Transcribe the records below in full; pictures stay out of the copy.

[Data extracted from a collection]
[Start]

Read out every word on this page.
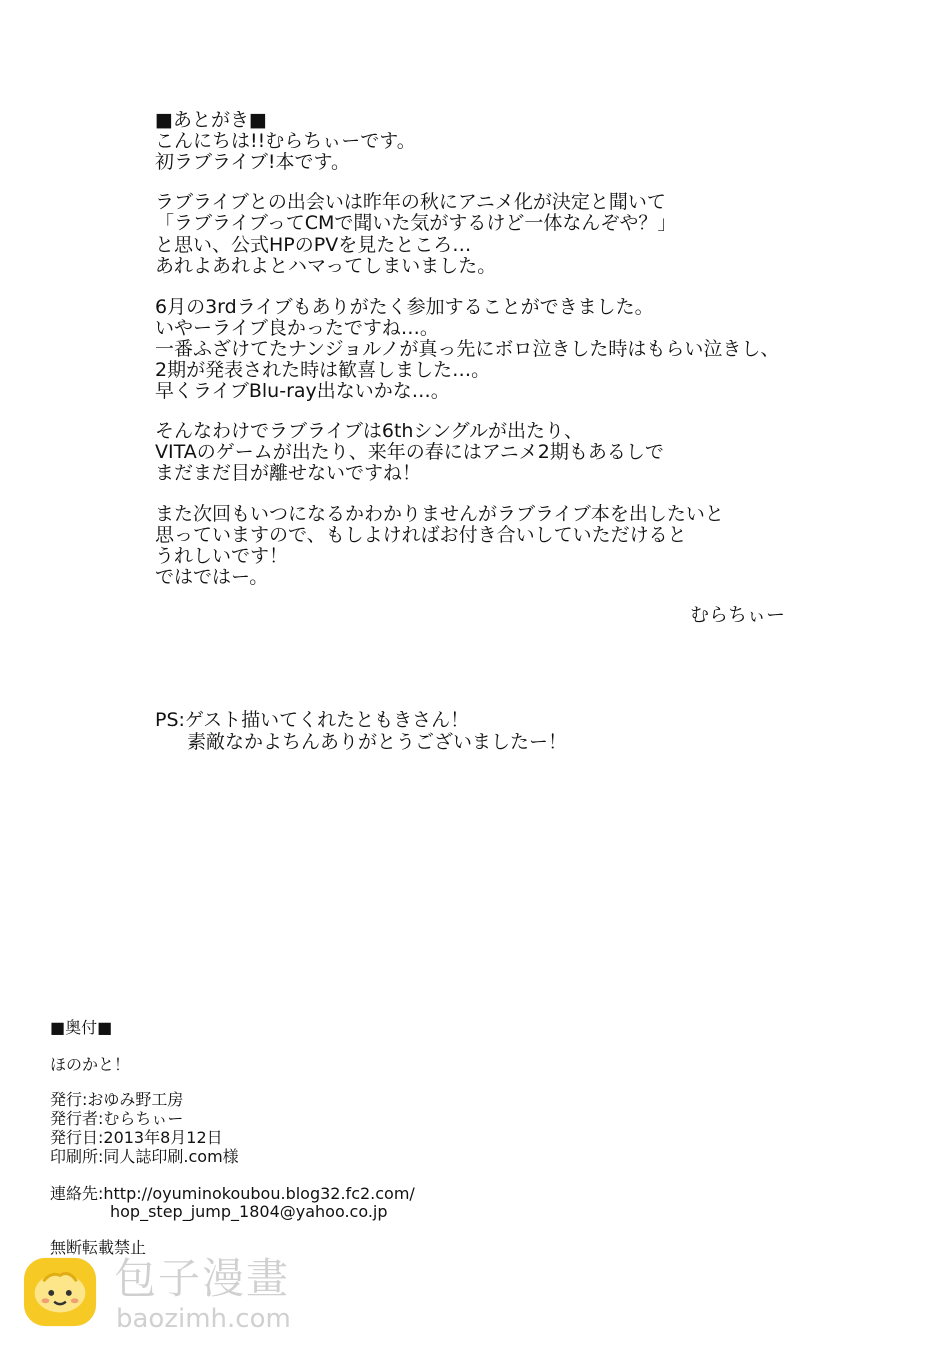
■あとがき■
こんにちは!!むらちぃーです。
初ラブライブ!本です。
ラブライブとの出会いは昨年の秋にアニメ化が決定と聞いて
「ラブライブってCMで聞いた気がするけど一体なんぞや？」
と思い、公式HPのPVを見たところ…
あれよあれよとハマってしまいました。
6月の3rdライブもありがたく参加することができました。
いやーライブ良かったですね…。
一番ふざけてたナンジョルノが真っ先にボロ泣きした時はもらい泣きし、
2期が発表された時は歓喜しました…。
早くライブBlu-ray出ないかな…。
そんなわけでラブライブは6thシングルが出たり、
VITAのゲームが出たり、来年の春にはアニメ2期もあるしで
まだまだ目が離せないですね！
また次回もいつになるかわかりませんがラブライブ本を出したいと
思っていますので、もしよければお付き合いしていただけると
うれしいです！
ではではー。
むらちぃー
PS:ゲスト描いてくれたともきさん！
素敵なかよちんありがとうございましたー！
■奥付■
ほのかと！
発行:おゆみ野工房
発行者:むらちぃー
発行日:2013年8月12日
印刷所:同人誌印刷.com様
連絡先:http://oyuminokoubou.blog32.fc2.com/
hop_step_jump_1804@yahoo.co.jp
無断転載禁止
包子漫畫
baozimh.com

[End]

COMPLETED TASK.
Read out every word on this page.
■あとがき■
こんにちは!!むらちぃーです。
初ラブライブ!本です。
ラブライブとの出会いは昨年の秋にアニメ化が決定と聞いて
「ラブライブってCMで聞いた気がするけど一体なんぞや？」
と思い、公式HPのPVを見たところ…
あれよあれよとハマってしまいました。
6月の3rdライブもありがたく参加することができました。
いやーライブ良かったですね…。
一番ふざけてたナンジョルノが真っ先にボロ泣きした時はもらい泣きし、
2期が発表された時は歓喜しました…。
早くライブBlu-ray出ないかな…。
そんなわけでラブライブは6thシングルが出たり、
VITAのゲームが出たり、来年の春にはアニメ2期もあるしで
まだまだ目が離せないですね！
また次回もいつになるかわかりませんがラブライブ本を出したいと
思っていますので、もしよければお付き合いしていただけると
うれしいです！
ではではー。
むらちぃー
PS:ゲスト描いてくれたともきさん！
素敵なかよちんありがとうございましたー！
■奥付■
ほのかと！
発行:おゆみ野工房
発行者:むらちぃー
発行日:2013年8月12日
印刷所:同人誌印刷.com様
連絡先:http://oyuminokoubou.blog32.fc2.com/
hop_step_jump_1804@yahoo.co.jp
無断転載禁止
包子漫畫
baozimh.com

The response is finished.